TASK GOAL: Report each line of the data that has "观音桥店" somewhere in it.

TASK INPUT:
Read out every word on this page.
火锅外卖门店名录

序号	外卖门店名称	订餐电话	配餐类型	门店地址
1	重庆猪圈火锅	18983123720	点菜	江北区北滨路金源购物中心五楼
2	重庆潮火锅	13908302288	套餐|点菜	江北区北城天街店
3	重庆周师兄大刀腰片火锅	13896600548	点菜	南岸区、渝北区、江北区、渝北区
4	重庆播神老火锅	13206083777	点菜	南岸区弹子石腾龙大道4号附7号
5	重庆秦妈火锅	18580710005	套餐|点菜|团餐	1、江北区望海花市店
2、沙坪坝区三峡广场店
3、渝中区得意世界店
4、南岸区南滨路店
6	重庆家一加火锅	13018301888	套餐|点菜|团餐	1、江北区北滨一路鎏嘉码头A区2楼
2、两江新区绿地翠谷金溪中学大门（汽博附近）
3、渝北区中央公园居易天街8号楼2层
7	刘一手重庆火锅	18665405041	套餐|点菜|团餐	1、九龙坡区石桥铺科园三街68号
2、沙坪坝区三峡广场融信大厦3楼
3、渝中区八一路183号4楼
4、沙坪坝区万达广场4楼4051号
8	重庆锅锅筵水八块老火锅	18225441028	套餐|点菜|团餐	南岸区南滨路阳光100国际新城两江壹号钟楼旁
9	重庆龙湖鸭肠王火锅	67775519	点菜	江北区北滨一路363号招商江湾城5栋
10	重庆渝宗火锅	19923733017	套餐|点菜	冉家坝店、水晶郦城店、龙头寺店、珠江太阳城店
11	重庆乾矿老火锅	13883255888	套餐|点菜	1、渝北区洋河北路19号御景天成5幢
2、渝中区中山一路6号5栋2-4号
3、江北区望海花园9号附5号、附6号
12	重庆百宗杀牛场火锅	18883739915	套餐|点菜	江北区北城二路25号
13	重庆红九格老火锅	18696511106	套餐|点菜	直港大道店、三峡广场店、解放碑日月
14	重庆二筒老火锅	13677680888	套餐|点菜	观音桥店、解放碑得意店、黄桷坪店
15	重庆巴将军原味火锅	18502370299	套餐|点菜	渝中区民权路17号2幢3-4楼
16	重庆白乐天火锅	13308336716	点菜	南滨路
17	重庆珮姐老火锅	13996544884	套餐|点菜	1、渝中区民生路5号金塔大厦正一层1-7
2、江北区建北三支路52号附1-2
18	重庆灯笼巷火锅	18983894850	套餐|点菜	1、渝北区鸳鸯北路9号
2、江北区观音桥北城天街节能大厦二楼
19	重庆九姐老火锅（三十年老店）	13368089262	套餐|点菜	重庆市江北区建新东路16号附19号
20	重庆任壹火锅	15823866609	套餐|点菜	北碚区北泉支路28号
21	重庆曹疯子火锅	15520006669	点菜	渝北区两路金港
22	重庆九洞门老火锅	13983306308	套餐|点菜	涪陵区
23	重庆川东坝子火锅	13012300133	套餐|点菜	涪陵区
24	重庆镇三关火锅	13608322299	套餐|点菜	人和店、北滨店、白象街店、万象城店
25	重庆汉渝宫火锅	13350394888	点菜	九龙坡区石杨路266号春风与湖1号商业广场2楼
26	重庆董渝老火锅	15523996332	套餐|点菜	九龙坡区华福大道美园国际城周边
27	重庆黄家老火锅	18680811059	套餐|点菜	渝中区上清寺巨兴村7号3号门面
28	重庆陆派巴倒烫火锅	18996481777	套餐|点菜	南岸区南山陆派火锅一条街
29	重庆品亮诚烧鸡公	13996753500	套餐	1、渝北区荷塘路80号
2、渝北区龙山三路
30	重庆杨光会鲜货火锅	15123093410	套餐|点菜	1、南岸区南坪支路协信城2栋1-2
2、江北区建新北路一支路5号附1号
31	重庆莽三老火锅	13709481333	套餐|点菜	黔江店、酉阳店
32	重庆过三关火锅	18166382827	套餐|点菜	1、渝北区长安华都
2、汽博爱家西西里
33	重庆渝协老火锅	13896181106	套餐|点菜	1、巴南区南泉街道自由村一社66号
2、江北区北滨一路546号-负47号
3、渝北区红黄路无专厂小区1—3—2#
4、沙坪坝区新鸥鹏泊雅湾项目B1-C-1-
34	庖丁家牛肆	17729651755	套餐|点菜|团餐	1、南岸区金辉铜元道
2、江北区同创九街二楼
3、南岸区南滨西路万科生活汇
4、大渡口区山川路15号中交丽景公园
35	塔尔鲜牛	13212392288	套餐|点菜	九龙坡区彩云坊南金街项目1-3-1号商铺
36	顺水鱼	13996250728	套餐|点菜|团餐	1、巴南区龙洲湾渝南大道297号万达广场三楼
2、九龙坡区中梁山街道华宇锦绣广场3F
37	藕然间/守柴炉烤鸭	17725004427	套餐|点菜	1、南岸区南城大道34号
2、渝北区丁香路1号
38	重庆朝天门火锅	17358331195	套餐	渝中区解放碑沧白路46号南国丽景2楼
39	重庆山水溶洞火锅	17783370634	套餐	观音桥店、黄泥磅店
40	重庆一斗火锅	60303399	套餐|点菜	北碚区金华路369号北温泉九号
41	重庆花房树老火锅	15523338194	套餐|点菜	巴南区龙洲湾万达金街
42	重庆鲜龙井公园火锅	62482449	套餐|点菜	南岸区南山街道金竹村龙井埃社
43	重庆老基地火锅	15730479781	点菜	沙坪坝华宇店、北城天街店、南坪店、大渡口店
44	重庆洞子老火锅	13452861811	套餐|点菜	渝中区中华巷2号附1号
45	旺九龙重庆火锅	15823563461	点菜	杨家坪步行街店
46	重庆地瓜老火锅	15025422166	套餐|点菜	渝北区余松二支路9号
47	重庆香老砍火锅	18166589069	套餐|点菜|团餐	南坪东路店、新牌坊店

SOLUTION TO THIS TASK:
14	重庆二筒老火锅	13677680888	套餐|点菜	观音桥店、解放碑得意店、黄桷坪店
39	重庆山水溶洞火锅	17783370634	套餐	观音桥店、黄泥磅店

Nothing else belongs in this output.